Dataset items
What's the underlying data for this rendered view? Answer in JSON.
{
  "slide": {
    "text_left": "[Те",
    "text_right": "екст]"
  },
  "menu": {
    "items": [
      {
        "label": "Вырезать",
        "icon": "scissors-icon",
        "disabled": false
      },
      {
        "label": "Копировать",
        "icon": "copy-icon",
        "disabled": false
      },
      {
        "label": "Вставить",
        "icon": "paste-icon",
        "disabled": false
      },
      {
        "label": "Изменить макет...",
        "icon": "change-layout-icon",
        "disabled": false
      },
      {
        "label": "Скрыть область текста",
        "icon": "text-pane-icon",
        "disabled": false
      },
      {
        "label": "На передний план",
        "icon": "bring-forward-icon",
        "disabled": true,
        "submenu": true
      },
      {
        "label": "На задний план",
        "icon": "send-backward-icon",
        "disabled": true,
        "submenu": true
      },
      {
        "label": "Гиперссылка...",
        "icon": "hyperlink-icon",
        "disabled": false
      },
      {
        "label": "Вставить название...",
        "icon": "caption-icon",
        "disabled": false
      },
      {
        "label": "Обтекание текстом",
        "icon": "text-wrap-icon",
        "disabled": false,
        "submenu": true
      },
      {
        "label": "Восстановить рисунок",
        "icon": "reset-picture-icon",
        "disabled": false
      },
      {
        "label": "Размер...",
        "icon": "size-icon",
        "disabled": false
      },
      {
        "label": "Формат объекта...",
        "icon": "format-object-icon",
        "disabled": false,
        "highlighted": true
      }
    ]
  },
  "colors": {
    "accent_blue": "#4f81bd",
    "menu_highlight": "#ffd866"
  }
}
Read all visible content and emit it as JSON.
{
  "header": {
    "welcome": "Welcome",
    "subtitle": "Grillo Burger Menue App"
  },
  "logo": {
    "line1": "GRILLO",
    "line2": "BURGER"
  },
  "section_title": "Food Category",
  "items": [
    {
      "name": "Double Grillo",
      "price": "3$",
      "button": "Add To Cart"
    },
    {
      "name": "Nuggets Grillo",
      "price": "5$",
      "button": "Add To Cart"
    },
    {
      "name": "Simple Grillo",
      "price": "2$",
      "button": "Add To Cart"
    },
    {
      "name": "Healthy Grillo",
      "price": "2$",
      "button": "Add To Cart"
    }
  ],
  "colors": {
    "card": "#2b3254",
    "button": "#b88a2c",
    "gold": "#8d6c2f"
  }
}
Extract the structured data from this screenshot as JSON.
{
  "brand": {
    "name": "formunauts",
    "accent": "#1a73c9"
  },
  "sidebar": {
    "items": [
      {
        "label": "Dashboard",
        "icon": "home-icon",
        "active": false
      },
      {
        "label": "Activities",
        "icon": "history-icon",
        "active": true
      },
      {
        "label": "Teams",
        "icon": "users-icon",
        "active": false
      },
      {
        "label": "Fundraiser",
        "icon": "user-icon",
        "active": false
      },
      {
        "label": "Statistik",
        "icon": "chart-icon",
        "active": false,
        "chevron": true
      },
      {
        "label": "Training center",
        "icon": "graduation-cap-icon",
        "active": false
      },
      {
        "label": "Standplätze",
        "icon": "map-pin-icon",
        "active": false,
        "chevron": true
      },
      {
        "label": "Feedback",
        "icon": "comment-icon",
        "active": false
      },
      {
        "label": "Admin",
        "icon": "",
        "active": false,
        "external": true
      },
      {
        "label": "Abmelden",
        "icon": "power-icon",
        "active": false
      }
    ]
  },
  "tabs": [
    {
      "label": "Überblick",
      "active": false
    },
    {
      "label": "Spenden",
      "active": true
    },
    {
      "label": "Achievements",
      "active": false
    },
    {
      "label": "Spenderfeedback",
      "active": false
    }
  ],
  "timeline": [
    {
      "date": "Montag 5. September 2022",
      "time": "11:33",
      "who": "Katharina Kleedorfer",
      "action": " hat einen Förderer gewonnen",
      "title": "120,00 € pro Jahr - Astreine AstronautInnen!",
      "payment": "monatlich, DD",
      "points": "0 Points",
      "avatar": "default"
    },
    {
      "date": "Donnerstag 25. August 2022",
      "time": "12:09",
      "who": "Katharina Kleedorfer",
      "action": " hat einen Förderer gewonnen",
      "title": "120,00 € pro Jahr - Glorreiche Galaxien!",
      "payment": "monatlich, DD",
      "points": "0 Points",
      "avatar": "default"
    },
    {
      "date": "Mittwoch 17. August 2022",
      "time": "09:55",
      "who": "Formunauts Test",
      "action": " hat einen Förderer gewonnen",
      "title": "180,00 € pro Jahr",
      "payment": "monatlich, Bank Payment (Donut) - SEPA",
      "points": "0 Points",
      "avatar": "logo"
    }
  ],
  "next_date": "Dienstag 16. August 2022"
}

» EXERCISE AIM: Scan the records above for the string "name", then report every line that contains it.

» EXPECTED OUTPUT:
      "name": "Double Grillo",
      "name": "Nuggets Grillo",
      "name": "Simple Grillo",
      "name": "Healthy Grillo",
    "name": "formunauts",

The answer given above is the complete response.